Saved data entries:
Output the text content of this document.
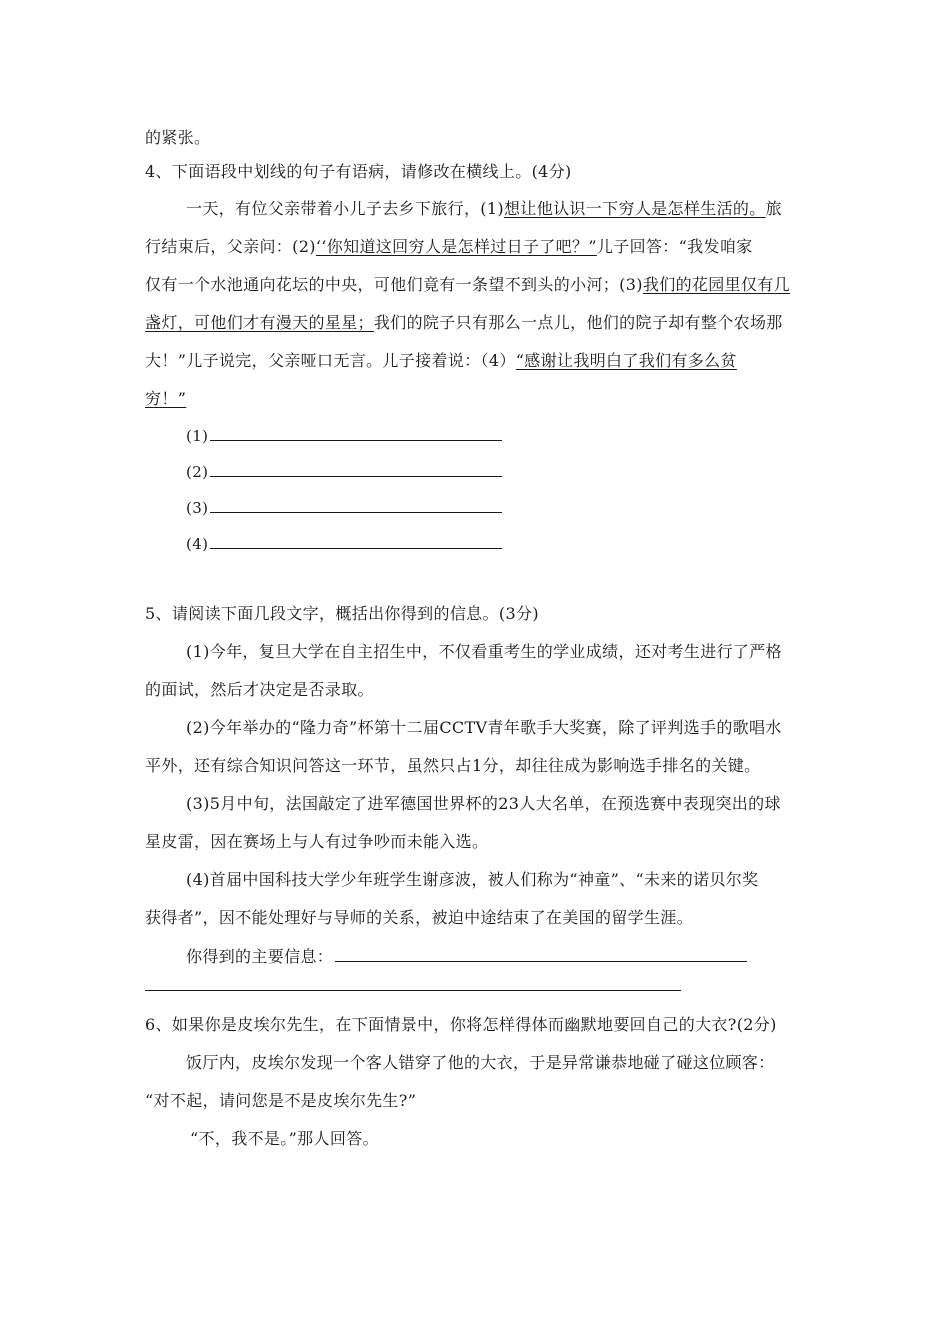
的紧张。
4、下面语段中划线的句子有语病，请修改在横线上。(4分)
一天，有位父亲带着小儿子去乡下旅行，(1)想让他认识一下穷人是怎样生活的。旅
行结束后，父亲问：(2)‘‘你知道这回穷人是怎样过日子了吧？”儿子回答：“我发咱家
仅有一个水池通向花坛的中央，可他们竟有一条望不到头的小河；(3)我们的花园里仅有几
盏灯，可他们才有漫天的星星；我们的院子只有那么一点儿，他们的院子却有整个农场那
大！”儿子说完，父亲哑口无言。儿子接着说：（4）“感谢让我明白了我们有多么贫
穷！”
(1)
(2)
(3)
(4)
5、请阅读下面几段文字，概括出你得到的信息。(3分)
(1)今年，复旦大学在自主招生中，不仅看重考生的学业成绩，还对考生进行了严格
的面试，然后才决定是否录取。
(2)今年举办的“隆力奇”杯第十二届CCTV青年歌手大奖赛，除了评判选手的歌唱水
平外，还有综合知识问答这一环节，虽然只占1分，却往往成为影响选手排名的关键。
(3)5月中旬，法国敲定了进军德国世界杯的23人大名单，在预选赛中表现突出的球
星皮雷，因在赛场上与人有过争吵而未能入选。
(4)首届中国科技大学少年班学生谢彦波，被人们称为“神童”、“未来的诺贝尔奖
获得者”，因不能处理好与导师的关系，被迫中途结束了在美国的留学生涯。
你得到的主要信息：
6、如果你是皮埃尔先生，在下面情景中，你将怎样得体而幽默地要回自己的大衣?(2分)
饭厅内，皮埃尔发现一个客人错穿了他的大衣，于是异常谦恭地碰了碰这位顾客：
“对不起，请问您是不是皮埃尔先生?”
“不，我不是。”那人回答。
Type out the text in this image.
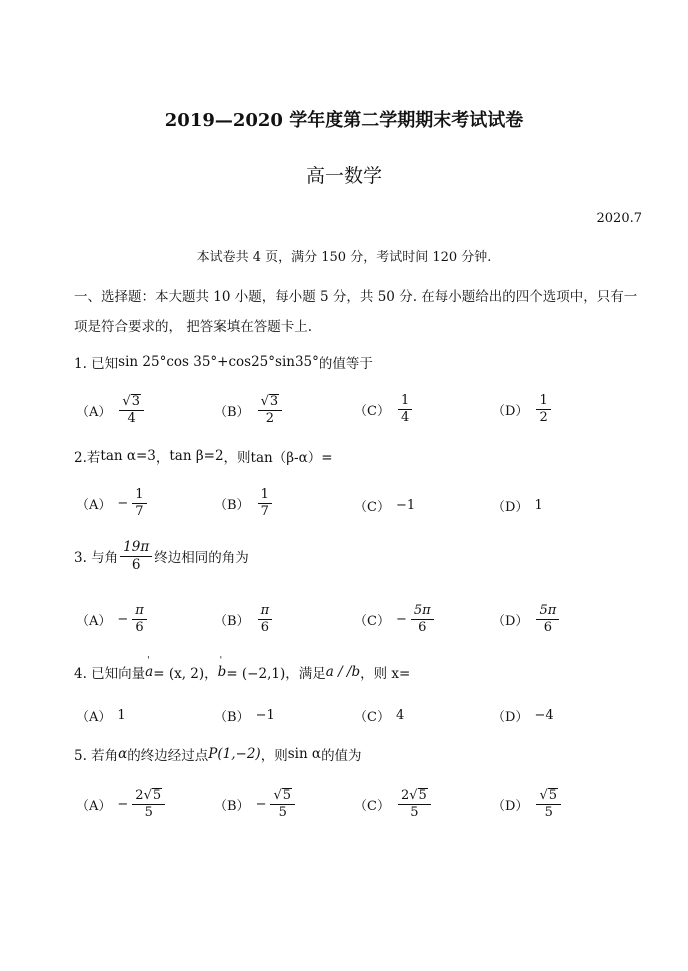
2019—2020 学年度第二学期期末考试试卷
高一数学
2020.7
本试卷共 4 页，满分 150 分，考试时间 120 分钟.
一、选择题：本大题共 10 小题，每小题 5 分，共 50 分. 在每小题给出的四个选项中，只有一项是符合要求的， 把答案填在答题卡上.
1. 已知 sin 25°cos 35°+cos25°sin35° 的值等于
$(A) \frac{√ 3}{4}$	$(B) \frac{√ 3}{2}$	$(C) \frac{1}{4}$	$(D) \frac{1}{2}$
2.若 tan α=3 ， tan β=2 ，则 tan（β-α）=
$(A) - \frac{1}{7}$	$(B) \frac{1}{7}$	（C） −1	（D） 1
3. 与角 $\frac{19\pi}{6}$ 终边相同的角为
$(A) - \frac{\pi}{6}$	$(B) \frac{\pi}{6}$	$(C) - \frac{5\pi}{6}$	$(D) \frac{5\pi}{6}$
4. 已知向量 ' a = (x, 2)， ' b = (−2,1)，满足 a / /b ，则 x=
（A） 1	（B） −1	（C） 4	（D） −4
5. 若角 α 的终边经过点 P(1,−2) ，则 sin α 的值为
$(A) - \frac{2 √ 5}{5}$	$(B) - \frac{√ 5}{5}$	$(C) \frac{2 √ 5}{5}$	$(D) \frac{√ 5}{5}$
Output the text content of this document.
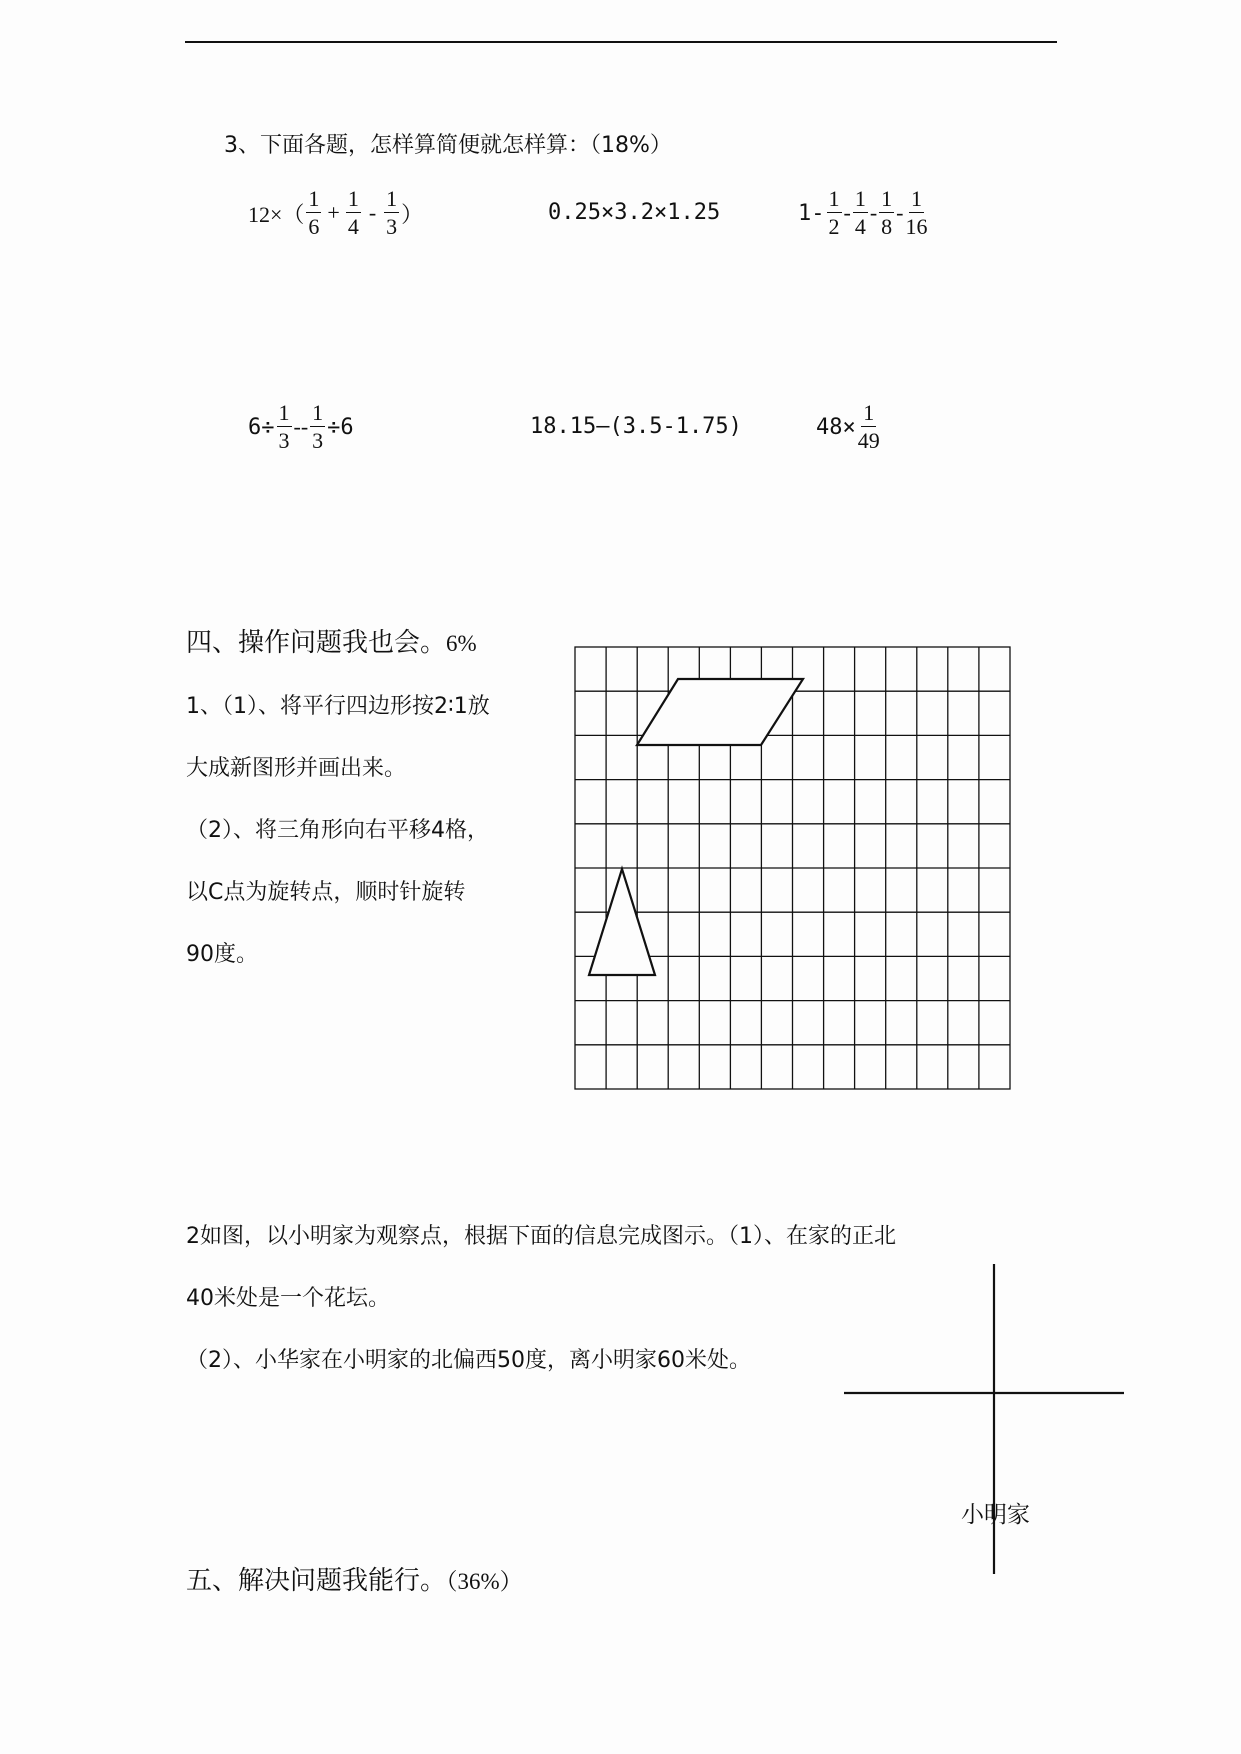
3、下面各题，怎样算简便就怎样算：（18%）
$12\times( \frac{1}{6} + \frac{1}{4} - \frac{1}{3}$ ）	0.25×3.2×1.25	$1- \frac{1}{2} - \frac{1}{4} - \frac{1}{8} - \frac{1}{16}$
$6\div \frac{1}{3} -- \frac{1}{3} \div 6$	18.15–(3.5-1.75)	$48\times \frac{1}{49}$
四、操作问题我也会。6%
1、（1）、将平行四边形按2∶1放
大成新图形并画出来。
（2）、将三角形向右平移4格，
以C点为旋转点，顺时针旋转
90度。
2如图，以小明家为观察点，根据下面的信息完成图示。（1）、在家的正北
40米处是一个花坛。
（2）、小华家在小明家的北偏西50度，离小明家60米处。
小明家
五、解决问题我能行。（36%）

### EXERCISE OBJECTIVE
Retype the listing exactly. Pictures do not belong in the copy.

### FULL ANSWER
Output the text content of this document.
的紧张。
4、下面语段中划线的句子有语病，请修改在横线上。(4分)
一天，有位父亲带着小儿子去乡下旅行，(1)想让他认识一下穷人是怎样生活的。旅
行结束后，父亲问：(2)‘‘你知道这回穷人是怎样过日子了吧？”儿子回答：“我发咱家
仅有一个水池通向花坛的中央，可他们竟有一条望不到头的小河；(3)我们的花园里仅有几
盏灯，可他们才有漫天的星星；我们的院子只有那么一点儿，他们的院子却有整个农场那
大！”儿子说完，父亲哑口无言。儿子接着说：（4）“感谢让我明白了我们有多么贫
穷！”
(1)
(2)
(3)
(4)
5、请阅读下面几段文字，概括出你得到的信息。(3分)
(1)今年，复旦大学在自主招生中，不仅看重考生的学业成绩，还对考生进行了严格
的面试，然后才决定是否录取。
(2)今年举办的“隆力奇”杯第十二届CCTV青年歌手大奖赛，除了评判选手的歌唱水
平外，还有综合知识问答这一环节，虽然只占1分，却往往成为影响选手排名的关键。
(3)5月中旬，法国敲定了进军德国世界杯的23人大名单，在预选赛中表现突出的球
星皮雷，因在赛场上与人有过争吵而未能入选。
(4)首届中国科技大学少年班学生谢彦波，被人们称为“神童”、“未来的诺贝尔奖
获得者”，因不能处理好与导师的关系，被迫中途结束了在美国的留学生涯。
你得到的主要信息：
6、如果你是皮埃尔先生，在下面情景中，你将怎样得体而幽默地要回自己的大衣?(2分)
饭厅内，皮埃尔发现一个客人错穿了他的大衣，于是异常谦恭地碰了碰这位顾客：
“对不起，请问您是不是皮埃尔先生?”
“不，我不是。”那人回答。
Type out the text in this image.
2019—2020 学年度第二学期期末考试试卷
高一数学
2020.7
本试卷共 4 页，满分 150 分，考试时间 120 分钟.
一、选择题：本大题共 10 小题，每小题 5 分，共 50 分. 在每小题给出的四个选项中，只有一项是符合要求的， 把答案填在答题卡上.
1. 已知 sin 25°cos 35°+cos25°sin35° 的值等于
$(A) \frac{√ 3}{4}$	$(B) \frac{√ 3}{2}$	$(C) \frac{1}{4}$	$(D) \frac{1}{2}$
2.若 tan α=3 ， tan β=2 ，则 tan（β-α）=
$(A) - \frac{1}{7}$	$(B) \frac{1}{7}$	（C） −1	（D） 1
3. 与角 $\frac{19\pi}{6}$ 终边相同的角为
$(A) - \frac{\pi}{6}$	$(B) \frac{\pi}{6}$	$(C) - \frac{5\pi}{6}$	$(D) \frac{5\pi}{6}$
4. 已知向量 ' a = (x, 2)， ' b = (−2,1)，满足 a / /b ，则 x=
（A） 1	（B） −1	（C） 4	（D） −4
5. 若角 α 的终边经过点 P(1,−2) ，则 sin α 的值为
$(A) - \frac{2 √ 5}{5}$	$(B) - \frac{√ 5}{5}$	$(C) \frac{2 √ 5}{5}$	$(D) \frac{√ 5}{5}$
Output the text content of this document.
3、下面各题，怎样算简便就怎样算：（18%）
$12\times( \frac{1}{6} + \frac{1}{4} - \frac{1}{3}$ ）	0.25×3.2×1.25	$1- \frac{1}{2} - \frac{1}{4} - \frac{1}{8} - \frac{1}{16}$
$6\div \frac{1}{3} -- \frac{1}{3} \div 6$	18.15–(3.5-1.75)	$48\times \frac{1}{49}$
四、操作问题我也会。6%
1、（1）、将平行四边形按2∶1放
大成新图形并画出来。
（2）、将三角形向右平移4格，
以C点为旋转点，顺时针旋转
90度。
2如图，以小明家为观察点，根据下面的信息完成图示。（1）、在家的正北
40米处是一个花坛。
（2）、小华家在小明家的北偏西50度，离小明家60米处。
小明家
五、解决问题我能行。（36%）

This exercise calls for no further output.